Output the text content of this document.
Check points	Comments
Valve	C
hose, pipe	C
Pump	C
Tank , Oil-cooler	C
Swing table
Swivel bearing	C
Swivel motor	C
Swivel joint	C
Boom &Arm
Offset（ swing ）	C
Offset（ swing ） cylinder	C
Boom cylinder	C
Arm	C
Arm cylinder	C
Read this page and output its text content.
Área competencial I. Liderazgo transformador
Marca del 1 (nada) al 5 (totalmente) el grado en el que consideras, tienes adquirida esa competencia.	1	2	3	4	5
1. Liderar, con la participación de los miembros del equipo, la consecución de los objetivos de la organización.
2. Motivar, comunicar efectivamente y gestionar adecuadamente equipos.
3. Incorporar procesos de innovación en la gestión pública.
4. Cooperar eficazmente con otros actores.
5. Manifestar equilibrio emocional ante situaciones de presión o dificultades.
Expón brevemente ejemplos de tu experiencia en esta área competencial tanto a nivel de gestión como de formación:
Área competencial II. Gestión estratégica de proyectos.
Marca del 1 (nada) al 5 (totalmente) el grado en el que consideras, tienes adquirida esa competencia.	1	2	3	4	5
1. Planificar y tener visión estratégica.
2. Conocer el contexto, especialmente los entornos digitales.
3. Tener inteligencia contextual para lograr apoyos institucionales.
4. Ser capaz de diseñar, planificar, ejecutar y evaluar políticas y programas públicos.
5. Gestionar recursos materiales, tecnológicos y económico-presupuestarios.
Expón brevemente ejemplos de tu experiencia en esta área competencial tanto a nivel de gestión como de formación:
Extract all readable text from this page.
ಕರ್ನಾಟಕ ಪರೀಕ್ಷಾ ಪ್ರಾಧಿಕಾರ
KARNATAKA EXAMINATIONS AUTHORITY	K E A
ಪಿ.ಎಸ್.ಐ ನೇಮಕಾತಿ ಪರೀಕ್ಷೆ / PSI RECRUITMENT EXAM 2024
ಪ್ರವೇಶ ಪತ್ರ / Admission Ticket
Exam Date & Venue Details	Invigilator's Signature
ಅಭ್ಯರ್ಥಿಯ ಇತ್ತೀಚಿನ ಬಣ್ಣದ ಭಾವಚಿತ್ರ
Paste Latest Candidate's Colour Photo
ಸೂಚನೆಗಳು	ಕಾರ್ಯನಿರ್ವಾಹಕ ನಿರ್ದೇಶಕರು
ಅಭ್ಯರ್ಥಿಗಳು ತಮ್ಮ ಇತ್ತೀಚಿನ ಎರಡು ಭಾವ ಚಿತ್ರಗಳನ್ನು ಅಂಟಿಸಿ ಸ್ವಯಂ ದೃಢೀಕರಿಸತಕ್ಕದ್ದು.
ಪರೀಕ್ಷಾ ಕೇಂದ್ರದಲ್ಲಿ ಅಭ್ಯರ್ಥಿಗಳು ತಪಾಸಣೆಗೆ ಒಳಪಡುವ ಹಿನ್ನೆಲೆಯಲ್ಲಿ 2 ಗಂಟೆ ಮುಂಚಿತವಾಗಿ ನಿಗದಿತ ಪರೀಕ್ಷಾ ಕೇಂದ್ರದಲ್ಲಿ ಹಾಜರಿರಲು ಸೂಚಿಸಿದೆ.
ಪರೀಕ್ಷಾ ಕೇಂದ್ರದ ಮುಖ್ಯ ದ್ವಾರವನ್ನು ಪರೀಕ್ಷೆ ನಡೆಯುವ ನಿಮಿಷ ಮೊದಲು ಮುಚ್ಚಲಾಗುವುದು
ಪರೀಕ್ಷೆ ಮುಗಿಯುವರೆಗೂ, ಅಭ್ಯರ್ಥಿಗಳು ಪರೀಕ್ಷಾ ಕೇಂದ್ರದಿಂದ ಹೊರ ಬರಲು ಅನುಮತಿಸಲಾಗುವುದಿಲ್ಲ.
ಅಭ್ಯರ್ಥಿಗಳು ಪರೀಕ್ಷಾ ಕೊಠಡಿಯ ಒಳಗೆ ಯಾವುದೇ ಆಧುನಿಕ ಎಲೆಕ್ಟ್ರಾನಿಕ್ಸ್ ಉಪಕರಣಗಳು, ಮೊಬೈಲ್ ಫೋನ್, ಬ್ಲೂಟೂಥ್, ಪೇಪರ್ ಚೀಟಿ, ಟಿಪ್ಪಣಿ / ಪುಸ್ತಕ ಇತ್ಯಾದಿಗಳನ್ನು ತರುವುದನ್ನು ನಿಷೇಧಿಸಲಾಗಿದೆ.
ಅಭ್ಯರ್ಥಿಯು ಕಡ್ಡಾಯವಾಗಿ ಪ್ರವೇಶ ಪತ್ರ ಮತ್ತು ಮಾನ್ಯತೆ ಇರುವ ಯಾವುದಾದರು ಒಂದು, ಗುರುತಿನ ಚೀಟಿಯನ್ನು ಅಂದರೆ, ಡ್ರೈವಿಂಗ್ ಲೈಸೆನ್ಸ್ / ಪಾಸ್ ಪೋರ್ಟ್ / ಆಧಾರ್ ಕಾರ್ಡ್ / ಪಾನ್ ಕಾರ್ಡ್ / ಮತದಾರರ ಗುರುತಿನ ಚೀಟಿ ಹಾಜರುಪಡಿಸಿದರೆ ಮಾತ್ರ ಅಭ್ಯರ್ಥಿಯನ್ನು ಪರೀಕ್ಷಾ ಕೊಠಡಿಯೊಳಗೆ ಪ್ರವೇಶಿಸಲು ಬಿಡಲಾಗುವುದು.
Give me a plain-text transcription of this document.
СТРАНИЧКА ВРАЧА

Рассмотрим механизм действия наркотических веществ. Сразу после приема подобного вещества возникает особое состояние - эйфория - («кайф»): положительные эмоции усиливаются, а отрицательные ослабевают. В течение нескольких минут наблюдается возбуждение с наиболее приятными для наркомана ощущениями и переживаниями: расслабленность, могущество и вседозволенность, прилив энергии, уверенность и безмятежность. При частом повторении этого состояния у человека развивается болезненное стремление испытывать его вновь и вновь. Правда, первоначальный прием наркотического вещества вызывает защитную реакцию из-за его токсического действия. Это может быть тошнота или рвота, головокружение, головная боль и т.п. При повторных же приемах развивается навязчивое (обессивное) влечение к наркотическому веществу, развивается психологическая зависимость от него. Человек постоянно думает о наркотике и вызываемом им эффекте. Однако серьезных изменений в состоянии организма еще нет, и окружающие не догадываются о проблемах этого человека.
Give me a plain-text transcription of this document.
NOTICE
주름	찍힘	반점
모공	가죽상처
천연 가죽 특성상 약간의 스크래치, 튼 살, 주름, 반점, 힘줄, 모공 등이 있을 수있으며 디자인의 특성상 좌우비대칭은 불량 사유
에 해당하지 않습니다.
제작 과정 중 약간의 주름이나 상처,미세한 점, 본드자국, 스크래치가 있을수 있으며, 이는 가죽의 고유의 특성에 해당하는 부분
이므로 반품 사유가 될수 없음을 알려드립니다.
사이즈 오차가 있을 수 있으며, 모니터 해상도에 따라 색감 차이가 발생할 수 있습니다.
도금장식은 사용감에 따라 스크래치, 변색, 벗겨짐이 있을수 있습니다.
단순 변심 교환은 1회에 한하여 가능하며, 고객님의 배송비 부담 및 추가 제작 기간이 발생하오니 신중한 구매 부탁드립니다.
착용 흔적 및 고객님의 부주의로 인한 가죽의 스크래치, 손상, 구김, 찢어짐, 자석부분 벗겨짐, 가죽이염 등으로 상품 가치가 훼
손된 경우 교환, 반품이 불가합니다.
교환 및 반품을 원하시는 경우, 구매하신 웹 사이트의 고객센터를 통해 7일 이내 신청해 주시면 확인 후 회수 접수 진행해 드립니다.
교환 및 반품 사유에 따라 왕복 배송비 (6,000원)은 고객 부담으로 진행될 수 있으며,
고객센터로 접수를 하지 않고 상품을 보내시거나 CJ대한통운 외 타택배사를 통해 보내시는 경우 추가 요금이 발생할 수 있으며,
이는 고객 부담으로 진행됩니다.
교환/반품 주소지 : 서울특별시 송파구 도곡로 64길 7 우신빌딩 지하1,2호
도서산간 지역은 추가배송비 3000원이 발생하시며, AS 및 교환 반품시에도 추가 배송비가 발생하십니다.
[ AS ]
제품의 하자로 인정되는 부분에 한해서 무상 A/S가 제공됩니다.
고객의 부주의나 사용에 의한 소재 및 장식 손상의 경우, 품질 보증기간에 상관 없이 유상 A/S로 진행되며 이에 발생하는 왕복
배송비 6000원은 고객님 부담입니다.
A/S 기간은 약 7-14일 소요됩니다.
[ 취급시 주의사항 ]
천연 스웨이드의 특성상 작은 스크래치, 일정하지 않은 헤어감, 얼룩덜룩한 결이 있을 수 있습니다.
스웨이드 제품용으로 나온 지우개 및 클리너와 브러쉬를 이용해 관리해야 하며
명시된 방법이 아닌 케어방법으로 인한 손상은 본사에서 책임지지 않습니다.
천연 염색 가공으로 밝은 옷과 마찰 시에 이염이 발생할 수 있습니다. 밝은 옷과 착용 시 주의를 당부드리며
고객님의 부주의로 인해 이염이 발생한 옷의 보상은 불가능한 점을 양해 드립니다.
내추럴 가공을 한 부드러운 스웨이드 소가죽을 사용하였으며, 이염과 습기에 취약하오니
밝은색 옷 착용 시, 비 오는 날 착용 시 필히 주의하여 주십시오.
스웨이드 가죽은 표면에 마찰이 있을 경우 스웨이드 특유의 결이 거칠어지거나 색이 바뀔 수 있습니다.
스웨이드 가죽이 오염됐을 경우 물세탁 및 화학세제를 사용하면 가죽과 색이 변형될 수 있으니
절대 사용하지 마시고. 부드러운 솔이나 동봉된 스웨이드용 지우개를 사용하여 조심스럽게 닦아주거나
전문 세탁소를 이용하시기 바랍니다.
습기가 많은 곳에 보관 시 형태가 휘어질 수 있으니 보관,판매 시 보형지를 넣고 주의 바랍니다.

EXERCISE DIRECTIONS
Looking at the entries above, how many lines contain the word "바랍니다"? Answer with the number alone.

WRITTEN ANSWER
2